(Dataset items)
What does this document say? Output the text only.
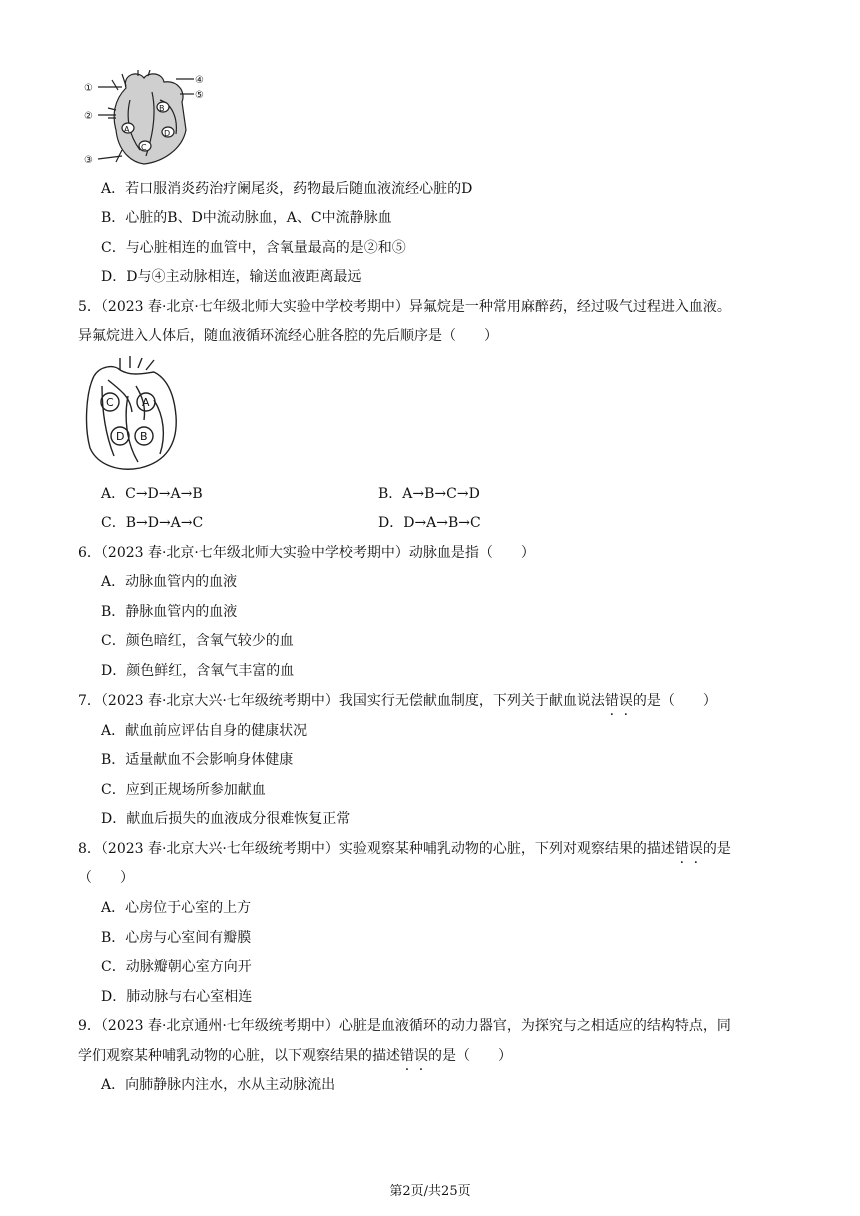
①
②
③
④
⑤
A
B
C
D
A．若口服消炎药治疗阑尾炎，药物最后随血液流经心脏的D
B．心脏的B、D中流动脉血，A、C中流静脉血
C．与心脏相连的血管中，含氧量最高的是②和⑤
D．D与④主动脉相连，输送血液距离最远
5．（2023 春·北京·七年级北师大实验中学校考期中）异氟烷是一种常用麻醉药，经过吸气过程进入血液。
异氟烷进入人体后，随血液循环流经心脏各腔的先后顺序是（　　）
C	A
D B
A．C→D→A→B	B．A→B→C→D
C．B→D→A→C	D．D→A→B→C
6．（2023 春·北京·七年级北师大实验中学校考期中）动脉血是指（　　）
A．动脉血管内的血液
B．静脉血管内的血液
C．颜色暗红，含氧气较少的血
D．颜色鲜红，含氧气丰富的血
7．（2023 春·北京大兴·七年级统考期中）我国实行无偿献血制度，下列关于献血说法错误的是（　　）
A．献血前应评估自身的健康状况
B．适量献血不会影响身体健康
C．应到正规场所参加献血
D．献血后损失的血液成分很难恢复正常
8．（2023 春·北京大兴·七年级统考期中）实验观察某种哺乳动物的心脏，下列对观察结果的描述错误的是
（　　）
A．心房位于心室的上方
B．心房与心室间有瓣膜
C．动脉瓣朝心室方向开
D．肺动脉与右心室相连
9．（2023 春·北京通州·七年级统考期中）心脏是血液循环的动力器官，为探究与之相适应的结构特点，同
学们观察某种哺乳动物的心脏，以下观察结果的描述错误的是（　　）
A．向肺静脉内注水，水从主动脉流出
第2页/共25页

## REQUIREMENT
Gather up, from the records above, each line where the word "七年级统考期中" appears.

## WRITTEN SOLUTION
7．（2023 春·北京大兴·七年级统考期中）我国实行无偿献血制度，下列关于献血说法错误的是（　　）
8．（2023 春·北京大兴·七年级统考期中）实验观察某种哺乳动物的心脏，下列对观察结果的描述错误的是
9．（2023 春·北京通州·七年级统考期中）心脏是血液循环的动力器官，为探究与之相适应的结构特点，同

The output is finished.